## Exercise task
Extract, from the records beneath this instruction, each line that contains the word "требования".

[Saved entries]

+ + + +

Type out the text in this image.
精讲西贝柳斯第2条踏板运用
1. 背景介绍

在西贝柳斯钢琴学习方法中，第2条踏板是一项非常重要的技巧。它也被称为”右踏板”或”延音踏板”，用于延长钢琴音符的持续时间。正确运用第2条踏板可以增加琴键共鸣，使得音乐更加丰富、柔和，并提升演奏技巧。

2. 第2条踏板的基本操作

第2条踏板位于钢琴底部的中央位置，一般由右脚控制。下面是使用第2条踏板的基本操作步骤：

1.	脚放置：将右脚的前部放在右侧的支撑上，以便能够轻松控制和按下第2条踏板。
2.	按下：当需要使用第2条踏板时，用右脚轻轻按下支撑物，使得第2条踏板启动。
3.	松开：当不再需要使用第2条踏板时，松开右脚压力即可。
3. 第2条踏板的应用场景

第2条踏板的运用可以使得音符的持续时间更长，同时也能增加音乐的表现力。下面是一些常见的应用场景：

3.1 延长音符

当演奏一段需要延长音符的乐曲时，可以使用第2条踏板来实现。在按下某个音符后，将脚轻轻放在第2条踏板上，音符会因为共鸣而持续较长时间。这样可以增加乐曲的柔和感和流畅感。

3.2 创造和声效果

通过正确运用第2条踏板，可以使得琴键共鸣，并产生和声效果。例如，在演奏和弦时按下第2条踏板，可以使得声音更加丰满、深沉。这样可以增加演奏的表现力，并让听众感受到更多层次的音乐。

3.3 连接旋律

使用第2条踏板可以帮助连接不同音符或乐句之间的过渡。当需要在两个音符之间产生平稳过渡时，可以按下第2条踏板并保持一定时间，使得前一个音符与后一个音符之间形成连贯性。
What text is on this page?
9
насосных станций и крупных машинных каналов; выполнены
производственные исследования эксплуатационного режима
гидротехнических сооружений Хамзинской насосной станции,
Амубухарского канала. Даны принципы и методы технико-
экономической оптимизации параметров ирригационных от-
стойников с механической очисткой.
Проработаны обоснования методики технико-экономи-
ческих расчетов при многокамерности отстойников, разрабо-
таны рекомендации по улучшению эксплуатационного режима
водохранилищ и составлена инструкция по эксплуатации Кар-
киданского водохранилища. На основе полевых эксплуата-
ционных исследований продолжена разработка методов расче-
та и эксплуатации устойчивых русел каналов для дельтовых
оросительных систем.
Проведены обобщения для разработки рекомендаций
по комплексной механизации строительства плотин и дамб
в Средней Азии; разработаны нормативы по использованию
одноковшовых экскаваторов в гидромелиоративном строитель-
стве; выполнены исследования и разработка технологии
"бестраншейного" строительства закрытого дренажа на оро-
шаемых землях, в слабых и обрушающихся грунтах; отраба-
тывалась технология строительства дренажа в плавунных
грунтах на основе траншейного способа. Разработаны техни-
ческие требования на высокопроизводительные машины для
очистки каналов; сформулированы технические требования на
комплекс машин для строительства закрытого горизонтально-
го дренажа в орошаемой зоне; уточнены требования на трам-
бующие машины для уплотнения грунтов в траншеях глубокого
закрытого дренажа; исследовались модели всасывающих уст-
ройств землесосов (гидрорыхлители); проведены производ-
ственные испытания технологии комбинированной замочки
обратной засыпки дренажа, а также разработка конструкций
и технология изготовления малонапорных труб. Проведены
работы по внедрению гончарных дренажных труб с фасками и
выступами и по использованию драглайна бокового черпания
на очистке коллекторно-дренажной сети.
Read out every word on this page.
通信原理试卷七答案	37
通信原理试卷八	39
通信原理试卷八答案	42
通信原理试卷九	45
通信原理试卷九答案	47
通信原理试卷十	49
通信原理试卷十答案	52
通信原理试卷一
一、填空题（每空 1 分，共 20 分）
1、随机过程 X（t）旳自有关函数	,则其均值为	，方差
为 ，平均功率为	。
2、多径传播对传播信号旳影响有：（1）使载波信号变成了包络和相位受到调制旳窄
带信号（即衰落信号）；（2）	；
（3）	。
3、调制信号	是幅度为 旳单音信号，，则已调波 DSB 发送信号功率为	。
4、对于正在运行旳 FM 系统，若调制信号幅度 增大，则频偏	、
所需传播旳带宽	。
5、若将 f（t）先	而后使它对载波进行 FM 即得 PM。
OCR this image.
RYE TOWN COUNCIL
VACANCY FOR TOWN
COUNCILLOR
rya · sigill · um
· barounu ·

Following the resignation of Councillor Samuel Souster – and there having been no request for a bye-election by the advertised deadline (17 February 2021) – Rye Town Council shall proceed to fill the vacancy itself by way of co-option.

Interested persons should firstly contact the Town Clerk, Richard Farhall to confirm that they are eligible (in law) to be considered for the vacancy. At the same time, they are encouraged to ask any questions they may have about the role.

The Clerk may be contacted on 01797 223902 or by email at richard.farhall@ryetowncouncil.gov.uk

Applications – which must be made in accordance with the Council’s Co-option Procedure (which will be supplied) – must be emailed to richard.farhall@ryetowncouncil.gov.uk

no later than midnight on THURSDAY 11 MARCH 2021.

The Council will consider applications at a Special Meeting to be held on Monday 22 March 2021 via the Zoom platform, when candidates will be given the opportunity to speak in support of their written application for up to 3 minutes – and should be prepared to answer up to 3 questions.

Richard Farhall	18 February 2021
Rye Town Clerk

+ + + +

## Written response
ческие требования на высокопроизводительные машины для
очистки каналов; сформулированы технические требования на
го дренажа в орошаемой зоне; уточнены требования на трам-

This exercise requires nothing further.